** BEGIN **

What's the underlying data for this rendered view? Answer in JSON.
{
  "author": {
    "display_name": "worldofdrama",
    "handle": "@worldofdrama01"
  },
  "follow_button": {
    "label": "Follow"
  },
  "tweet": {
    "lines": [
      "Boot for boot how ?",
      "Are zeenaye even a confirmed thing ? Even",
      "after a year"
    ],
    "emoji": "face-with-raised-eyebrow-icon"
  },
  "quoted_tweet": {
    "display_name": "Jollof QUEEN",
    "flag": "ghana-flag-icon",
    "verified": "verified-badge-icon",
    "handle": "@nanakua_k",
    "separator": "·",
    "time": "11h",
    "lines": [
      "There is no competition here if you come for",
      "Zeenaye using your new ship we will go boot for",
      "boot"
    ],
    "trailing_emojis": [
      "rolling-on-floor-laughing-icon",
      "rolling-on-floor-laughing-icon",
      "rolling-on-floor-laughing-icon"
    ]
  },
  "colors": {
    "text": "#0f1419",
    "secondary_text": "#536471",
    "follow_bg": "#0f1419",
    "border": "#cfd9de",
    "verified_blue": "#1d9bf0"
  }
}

** END **

Requirements → Repeat every line of the records above exactly.

Written response →
What's the underlying data for this rendered view? Answer in JSON.
{
  "author": {
    "display_name": "worldofdrama",
    "handle": "@worldofdrama01"
  },
  "follow_button": {
    "label": "Follow"
  },
  "tweet": {
    "lines": [
      "Boot for boot how ?",
      "Are zeenaye even a confirmed thing ? Even",
      "after a year"
    ],
    "emoji": "face-with-raised-eyebrow-icon"
  },
  "quoted_tweet": {
    "display_name": "Jollof QUEEN",
    "flag": "ghana-flag-icon",
    "verified": "verified-badge-icon",
    "handle": "@nanakua_k",
    "separator": "·",
    "time": "11h",
    "lines": [
      "There is no competition here if you come for",
      "Zeenaye using your new ship we will go boot for",
      "boot"
    ],
    "trailing_emojis": [
      "rolling-on-floor-laughing-icon",
      "rolling-on-floor-laughing-icon",
      "rolling-on-floor-laughing-icon"
    ]
  },
  "colors": {
    "text": "#0f1419",
    "secondary_text": "#536471",
    "follow_bg": "#0f1419",
    "border": "#cfd9de",
    "verified_blue": "#1d9bf0"
  }
}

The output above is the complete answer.